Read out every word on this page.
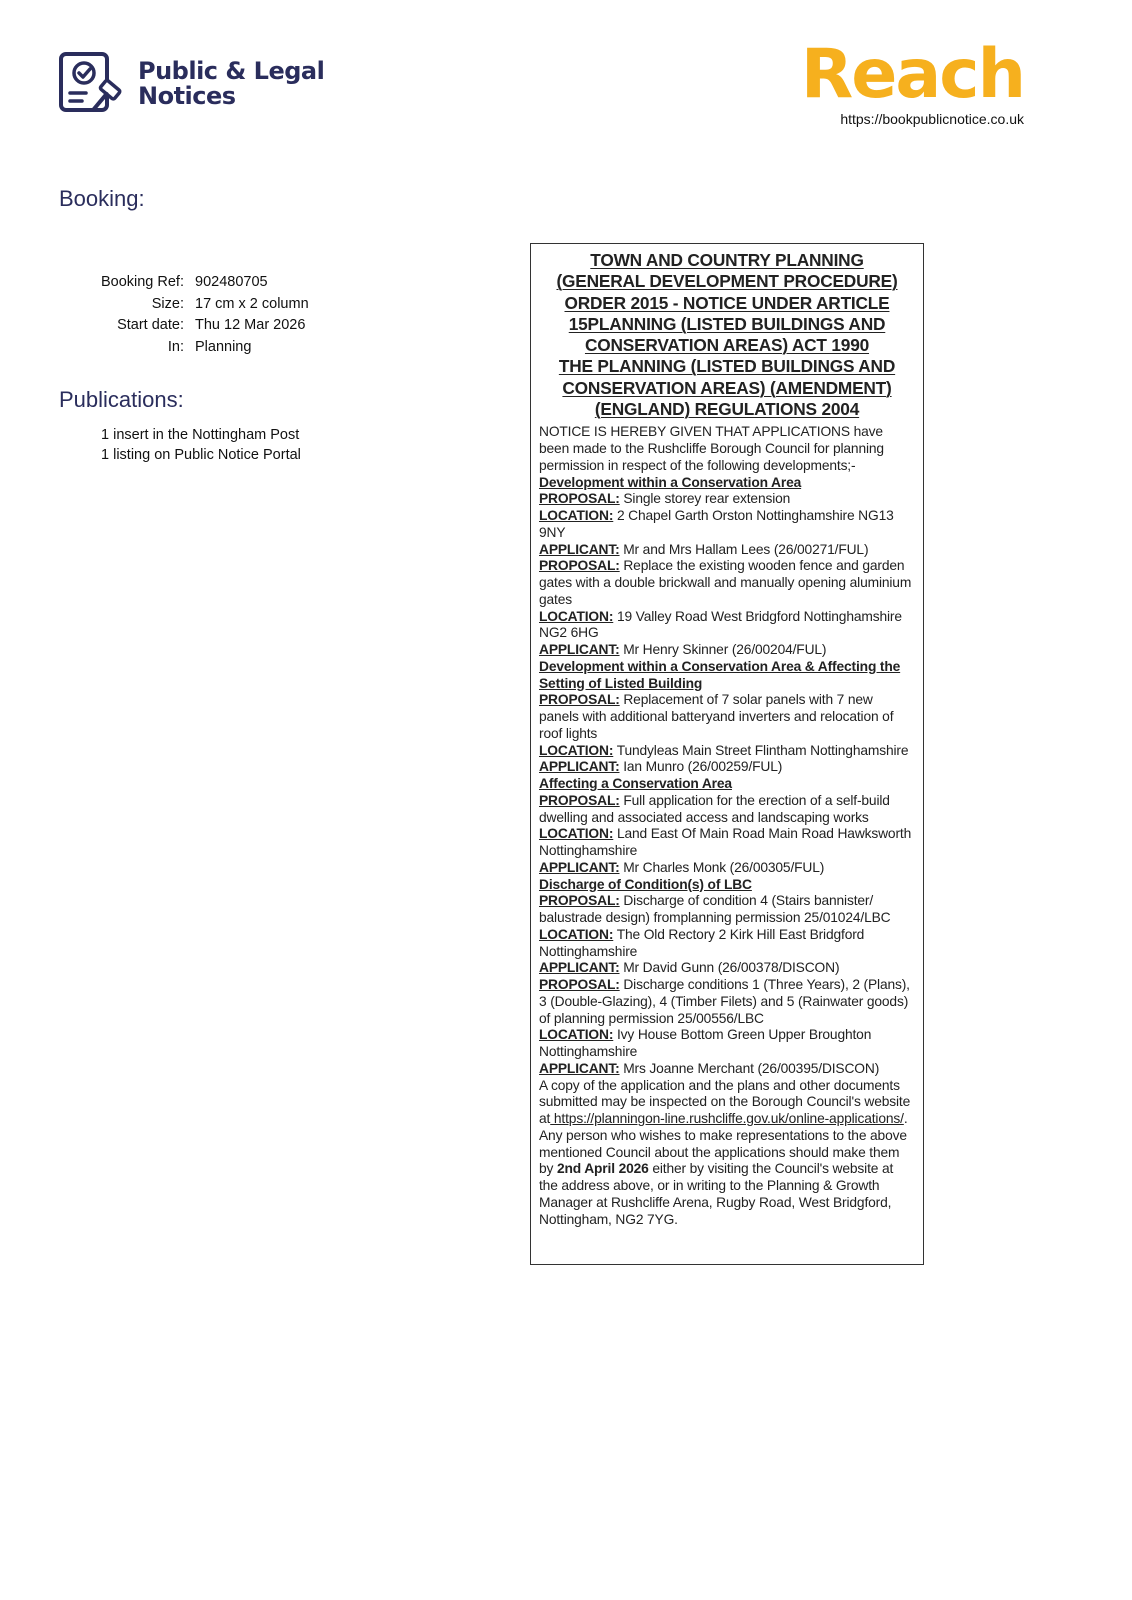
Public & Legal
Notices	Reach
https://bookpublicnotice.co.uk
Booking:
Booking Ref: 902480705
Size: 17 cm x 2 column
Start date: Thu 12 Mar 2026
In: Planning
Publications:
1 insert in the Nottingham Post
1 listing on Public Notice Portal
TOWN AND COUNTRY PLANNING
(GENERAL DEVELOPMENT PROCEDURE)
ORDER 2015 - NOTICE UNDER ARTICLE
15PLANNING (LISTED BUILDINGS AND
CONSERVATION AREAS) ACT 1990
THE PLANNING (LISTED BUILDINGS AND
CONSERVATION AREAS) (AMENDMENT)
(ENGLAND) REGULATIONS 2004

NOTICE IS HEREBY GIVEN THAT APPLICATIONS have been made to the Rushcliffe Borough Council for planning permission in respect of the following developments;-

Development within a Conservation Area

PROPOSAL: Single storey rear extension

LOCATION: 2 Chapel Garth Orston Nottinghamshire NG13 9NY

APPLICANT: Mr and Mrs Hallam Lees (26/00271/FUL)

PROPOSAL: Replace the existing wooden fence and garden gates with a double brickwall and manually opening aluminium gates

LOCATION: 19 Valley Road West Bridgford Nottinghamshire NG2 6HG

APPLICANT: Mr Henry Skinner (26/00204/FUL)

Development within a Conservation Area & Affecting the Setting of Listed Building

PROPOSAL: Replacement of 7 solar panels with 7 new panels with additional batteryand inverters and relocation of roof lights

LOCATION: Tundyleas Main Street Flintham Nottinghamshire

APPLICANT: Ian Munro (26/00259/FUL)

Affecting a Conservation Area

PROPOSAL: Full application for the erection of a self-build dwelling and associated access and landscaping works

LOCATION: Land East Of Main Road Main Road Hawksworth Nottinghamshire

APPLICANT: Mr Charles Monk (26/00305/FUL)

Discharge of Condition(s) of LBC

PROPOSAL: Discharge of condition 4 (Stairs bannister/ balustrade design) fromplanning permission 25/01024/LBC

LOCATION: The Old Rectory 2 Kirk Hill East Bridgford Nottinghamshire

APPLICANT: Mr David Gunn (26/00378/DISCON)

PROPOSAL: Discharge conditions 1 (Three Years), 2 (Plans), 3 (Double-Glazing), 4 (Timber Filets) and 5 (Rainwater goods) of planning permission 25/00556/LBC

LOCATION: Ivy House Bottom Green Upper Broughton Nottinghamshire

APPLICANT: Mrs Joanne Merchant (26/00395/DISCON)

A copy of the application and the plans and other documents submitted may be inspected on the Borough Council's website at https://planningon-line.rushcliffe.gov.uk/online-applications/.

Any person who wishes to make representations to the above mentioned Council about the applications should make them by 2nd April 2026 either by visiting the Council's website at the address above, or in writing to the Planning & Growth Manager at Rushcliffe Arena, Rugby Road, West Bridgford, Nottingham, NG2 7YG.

════════════════════

## Request
Provide only the count of lines in the data above that include the string "PROPOSAL".

## Solution to this exercise
6